* [What is required]: Copy out every line of the data exactly.

* [Provided material]:
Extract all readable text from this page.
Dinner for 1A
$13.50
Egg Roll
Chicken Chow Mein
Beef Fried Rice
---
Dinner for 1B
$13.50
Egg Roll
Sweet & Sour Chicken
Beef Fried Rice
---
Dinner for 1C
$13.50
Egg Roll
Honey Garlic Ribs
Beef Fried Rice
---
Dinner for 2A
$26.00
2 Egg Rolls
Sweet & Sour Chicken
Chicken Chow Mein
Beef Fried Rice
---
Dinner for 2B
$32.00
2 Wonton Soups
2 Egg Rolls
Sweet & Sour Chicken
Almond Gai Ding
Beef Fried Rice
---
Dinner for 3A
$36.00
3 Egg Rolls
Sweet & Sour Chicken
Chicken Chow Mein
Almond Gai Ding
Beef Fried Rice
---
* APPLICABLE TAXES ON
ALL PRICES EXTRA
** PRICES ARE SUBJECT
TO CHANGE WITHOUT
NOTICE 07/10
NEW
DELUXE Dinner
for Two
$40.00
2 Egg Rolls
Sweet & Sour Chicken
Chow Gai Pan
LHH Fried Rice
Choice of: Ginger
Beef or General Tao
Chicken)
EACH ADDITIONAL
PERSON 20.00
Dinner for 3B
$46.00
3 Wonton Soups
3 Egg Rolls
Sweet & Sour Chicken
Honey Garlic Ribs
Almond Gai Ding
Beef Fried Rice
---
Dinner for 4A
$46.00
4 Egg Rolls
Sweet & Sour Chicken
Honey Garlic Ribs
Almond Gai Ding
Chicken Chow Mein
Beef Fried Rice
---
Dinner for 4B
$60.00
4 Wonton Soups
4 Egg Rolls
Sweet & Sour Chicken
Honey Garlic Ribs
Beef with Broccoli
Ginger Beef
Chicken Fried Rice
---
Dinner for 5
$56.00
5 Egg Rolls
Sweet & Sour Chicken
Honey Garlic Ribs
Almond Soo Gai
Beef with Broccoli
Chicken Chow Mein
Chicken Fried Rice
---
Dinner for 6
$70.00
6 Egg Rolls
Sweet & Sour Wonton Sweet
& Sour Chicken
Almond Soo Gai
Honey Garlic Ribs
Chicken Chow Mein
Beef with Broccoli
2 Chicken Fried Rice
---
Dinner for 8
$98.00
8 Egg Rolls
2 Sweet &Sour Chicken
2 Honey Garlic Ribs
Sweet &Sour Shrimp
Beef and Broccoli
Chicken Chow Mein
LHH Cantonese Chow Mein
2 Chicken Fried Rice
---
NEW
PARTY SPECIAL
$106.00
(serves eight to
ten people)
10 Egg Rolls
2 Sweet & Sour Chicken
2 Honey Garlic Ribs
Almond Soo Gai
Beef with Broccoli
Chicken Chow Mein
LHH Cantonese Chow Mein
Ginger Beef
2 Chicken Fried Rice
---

* [Result of this exercise]:
Extract all readable text from this page.
Dinner for 1A
$13.50
Egg Roll
Chicken Chow Mein
Beef Fried Rice
---
Dinner for 1B
$13.50
Egg Roll
Sweet & Sour Chicken
Beef Fried Rice
---
Dinner for 1C
$13.50
Egg Roll
Honey Garlic Ribs
Beef Fried Rice
---
Dinner for 2A
$26.00
2 Egg Rolls
Sweet & Sour Chicken
Chicken Chow Mein
Beef Fried Rice
---
Dinner for 2B
$32.00
2 Wonton Soups
2 Egg Rolls
Sweet & Sour Chicken
Almond Gai Ding
Beef Fried Rice
---
Dinner for 3A
$36.00
3 Egg Rolls
Sweet & Sour Chicken
Chicken Chow Mein
Almond Gai Ding
Beef Fried Rice
---
* APPLICABLE TAXES ON
ALL PRICES EXTRA
** PRICES ARE SUBJECT
TO CHANGE WITHOUT
NOTICE 07/10
NEW
DELUXE Dinner
for Two
$40.00
2 Egg Rolls
Sweet & Sour Chicken
Chow Gai Pan
LHH Fried Rice
Choice of: Ginger
Beef or General Tao
Chicken)
EACH ADDITIONAL
PERSON 20.00
Dinner for 3B
$46.00
3 Wonton Soups
3 Egg Rolls
Sweet & Sour Chicken
Honey Garlic Ribs
Almond Gai Ding
Beef Fried Rice
---
Dinner for 4A
$46.00
4 Egg Rolls
Sweet & Sour Chicken
Honey Garlic Ribs
Almond Gai Ding
Chicken Chow Mein
Beef Fried Rice
---
Dinner for 4B
$60.00
4 Wonton Soups
4 Egg Rolls
Sweet & Sour Chicken
Honey Garlic Ribs
Beef with Broccoli
Ginger Beef
Chicken Fried Rice
---
Dinner for 5
$56.00
5 Egg Rolls
Sweet & Sour Chicken
Honey Garlic Ribs
Almond Soo Gai
Beef with Broccoli
Chicken Chow Mein
Chicken Fried Rice
---
Dinner for 6
$70.00
6 Egg Rolls
Sweet & Sour Wonton Sweet
& Sour Chicken
Almond Soo Gai
Honey Garlic Ribs
Chicken Chow Mein
Beef with Broccoli
2 Chicken Fried Rice
---
Dinner for 8
$98.00
8 Egg Rolls
2 Sweet &Sour Chicken
2 Honey Garlic Ribs
Sweet &Sour Shrimp
Beef and Broccoli
Chicken Chow Mein
LHH Cantonese Chow Mein
2 Chicken Fried Rice
---
NEW
PARTY SPECIAL
$106.00
(serves eight to
ten people)
10 Egg Rolls
2 Sweet & Sour Chicken
2 Honey Garlic Ribs
Almond Soo Gai
Beef with Broccoli
Chicken Chow Mein
LHH Cantonese Chow Mein
Ginger Beef
2 Chicken Fried Rice
---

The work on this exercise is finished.